• Data listing:

** Begin **

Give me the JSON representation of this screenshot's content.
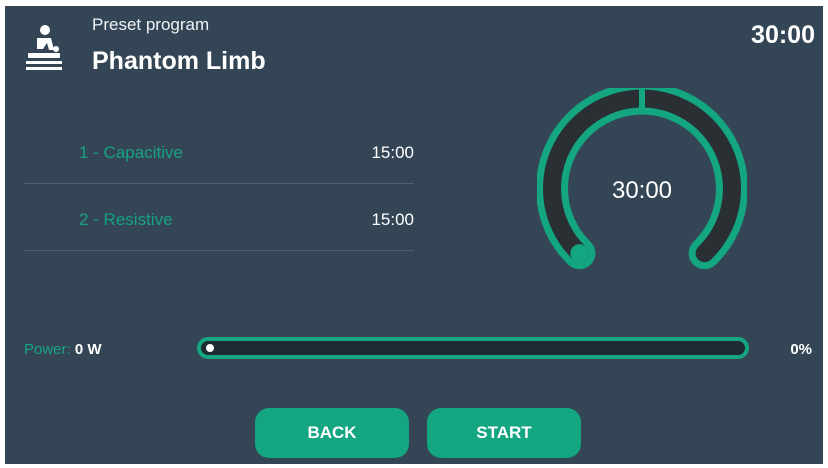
{
  "header": {
    "icon": "massage-therapy-icon",
    "subtitle": "Preset program",
    "title": "Phantom Limb",
    "total_time": "30:00"
  },
  "steps": [
    {
      "label": "1 - Capacitive",
      "time": "15:00"
    },
    {
      "label": "2 - Resistive",
      "time": "15:00"
    }
  ],
  "dial": {
    "value": "30:00",
    "progress": 0
  },
  "power": {
    "label": "Power:",
    "value": "0 W",
    "percent_text": "0%",
    "level": 0
  },
  "buttons": {
    "back": "BACK",
    "start": "START"
  },
  "colors": {
    "background": "#344656",
    "accent": "#13a681",
    "label_green": "#18a37f",
    "track": "#1e2b33"
  }
}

** End **

• Brief: Retype the listing exactly. Pictures do not belong in the copy.

• Solution to this exercise:
Give me the JSON representation of this screenshot's content.
{
  "header": {
    "icon": "massage-therapy-icon",
    "subtitle": "Preset program",
    "title": "Phantom Limb",
    "total_time": "30:00"
  },
  "steps": [
    {
      "label": "1 - Capacitive",
      "time": "15:00"
    },
    {
      "label": "2 - Resistive",
      "time": "15:00"
    }
  ],
  "dial": {
    "value": "30:00",
    "progress": 0
  },
  "power": {
    "label": "Power:",
    "value": "0 W",
    "percent_text": "0%",
    "level": 0
  },
  "buttons": {
    "back": "BACK",
    "start": "START"
  },
  "colors": {
    "background": "#344656",
    "accent": "#13a681",
    "label_green": "#18a37f",
    "track": "#1e2b33"
  }
}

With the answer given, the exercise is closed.